(Records shown)

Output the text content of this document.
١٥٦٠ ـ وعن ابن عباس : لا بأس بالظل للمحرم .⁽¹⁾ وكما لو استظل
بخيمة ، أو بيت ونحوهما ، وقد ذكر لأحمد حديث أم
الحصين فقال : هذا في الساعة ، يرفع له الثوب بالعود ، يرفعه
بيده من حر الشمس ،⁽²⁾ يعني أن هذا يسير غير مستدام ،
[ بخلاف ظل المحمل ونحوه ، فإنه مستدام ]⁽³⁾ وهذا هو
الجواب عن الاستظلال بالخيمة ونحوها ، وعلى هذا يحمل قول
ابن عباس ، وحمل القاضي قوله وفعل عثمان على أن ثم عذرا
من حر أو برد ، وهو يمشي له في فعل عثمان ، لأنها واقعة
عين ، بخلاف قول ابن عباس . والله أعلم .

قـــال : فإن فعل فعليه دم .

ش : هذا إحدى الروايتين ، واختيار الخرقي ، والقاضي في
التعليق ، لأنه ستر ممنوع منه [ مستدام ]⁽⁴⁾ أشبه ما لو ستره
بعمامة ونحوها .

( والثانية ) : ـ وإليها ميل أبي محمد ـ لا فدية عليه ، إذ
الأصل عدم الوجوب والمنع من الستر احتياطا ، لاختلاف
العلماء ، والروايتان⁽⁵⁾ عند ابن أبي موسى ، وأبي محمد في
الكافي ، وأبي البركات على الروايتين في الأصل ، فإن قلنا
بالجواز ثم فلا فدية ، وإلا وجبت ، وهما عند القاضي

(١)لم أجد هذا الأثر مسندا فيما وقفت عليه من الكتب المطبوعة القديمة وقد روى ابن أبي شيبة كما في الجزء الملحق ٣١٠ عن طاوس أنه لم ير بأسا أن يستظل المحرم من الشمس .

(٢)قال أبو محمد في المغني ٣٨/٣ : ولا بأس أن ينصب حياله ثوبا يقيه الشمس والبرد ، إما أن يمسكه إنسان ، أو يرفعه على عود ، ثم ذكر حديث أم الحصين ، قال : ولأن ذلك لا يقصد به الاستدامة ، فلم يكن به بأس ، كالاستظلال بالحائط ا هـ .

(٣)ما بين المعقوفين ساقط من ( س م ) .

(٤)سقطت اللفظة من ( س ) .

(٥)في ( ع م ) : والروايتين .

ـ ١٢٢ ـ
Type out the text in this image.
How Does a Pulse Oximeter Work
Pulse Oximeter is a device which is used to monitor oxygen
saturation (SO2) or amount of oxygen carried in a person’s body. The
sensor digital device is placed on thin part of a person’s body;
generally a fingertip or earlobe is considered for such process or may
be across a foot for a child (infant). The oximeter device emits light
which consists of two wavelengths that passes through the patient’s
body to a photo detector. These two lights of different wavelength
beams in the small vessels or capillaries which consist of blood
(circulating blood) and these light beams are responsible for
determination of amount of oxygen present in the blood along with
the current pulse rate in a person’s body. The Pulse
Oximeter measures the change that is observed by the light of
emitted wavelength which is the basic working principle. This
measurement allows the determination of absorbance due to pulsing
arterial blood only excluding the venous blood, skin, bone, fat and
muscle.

(Task prompt) Every line above should be retyped exactly as given.

(Answer to this task)
Output the text content of this document.
١٥٦٠ ـ وعن ابن عباس : لا بأس بالظل للمحرم .⁽¹⁾ وكما لو استظل
بخيمة ، أو بيت ونحوهما ، وقد ذكر لأحمد حديث أم
الحصين فقال : هذا في الساعة ، يرفع له الثوب بالعود ، يرفعه
بيده من حر الشمس ،⁽²⁾ يعني أن هذا يسير غير مستدام ،
[ بخلاف ظل المحمل ونحوه ، فإنه مستدام ]⁽³⁾ وهذا هو
الجواب عن الاستظلال بالخيمة ونحوها ، وعلى هذا يحمل قول
ابن عباس ، وحمل القاضي قوله وفعل عثمان على أن ثم عذرا
من حر أو برد ، وهو يمشي له في فعل عثمان ، لأنها واقعة
عين ، بخلاف قول ابن عباس . والله أعلم .

قـــال : فإن فعل فعليه دم .

ش : هذا إحدى الروايتين ، واختيار الخرقي ، والقاضي في
التعليق ، لأنه ستر ممنوع منه [ مستدام ]⁽⁴⁾ أشبه ما لو ستره
بعمامة ونحوها .

( والثانية ) : ـ وإليها ميل أبي محمد ـ لا فدية عليه ، إذ
الأصل عدم الوجوب والمنع من الستر احتياطا ، لاختلاف
العلماء ، والروايتان⁽⁵⁾ عند ابن أبي موسى ، وأبي محمد في
الكافي ، وأبي البركات على الروايتين في الأصل ، فإن قلنا
بالجواز ثم فلا فدية ، وإلا وجبت ، وهما عند القاضي

(١)لم أجد هذا الأثر مسندا فيما وقفت عليه من الكتب المطبوعة القديمة وقد روى ابن أبي شيبة كما في الجزء الملحق ٣١٠ عن طاوس أنه لم ير بأسا أن يستظل المحرم من الشمس .

(٢)قال أبو محمد في المغني ٣٨/٣ : ولا بأس أن ينصب حياله ثوبا يقيه الشمس والبرد ، إما أن يمسكه إنسان ، أو يرفعه على عود ، ثم ذكر حديث أم الحصين ، قال : ولأن ذلك لا يقصد به الاستدامة ، فلم يكن به بأس ، كالاستظلال بالحائط ا هـ .

(٣)ما بين المعقوفين ساقط من ( س م ) .

(٤)سقطت اللفظة من ( س ) .

(٥)في ( ع م ) : والروايتين .

ـ ١٢٢ ـ
Type out the text in this image.
How Does a Pulse Oximeter Work
Pulse Oximeter is a device which is used to monitor oxygen
saturation (SO2) or amount of oxygen carried in a person’s body. The
sensor digital device is placed on thin part of a person’s body;
generally a fingertip or earlobe is considered for such process or may
be across a foot for a child (infant). The oximeter device emits light
which consists of two wavelengths that passes through the patient’s
body to a photo detector. These two lights of different wavelength
beams in the small vessels or capillaries which consist of blood
(circulating blood) and these light beams are responsible for
determination of amount of oxygen present in the blood along with
the current pulse rate in a person’s body. The Pulse
Oximeter measures the change that is observed by the light of
emitted wavelength which is the basic working principle. This
measurement allows the determination of absorbance due to pulsing
arterial blood only excluding the venous blood, skin, bone, fat and
muscle.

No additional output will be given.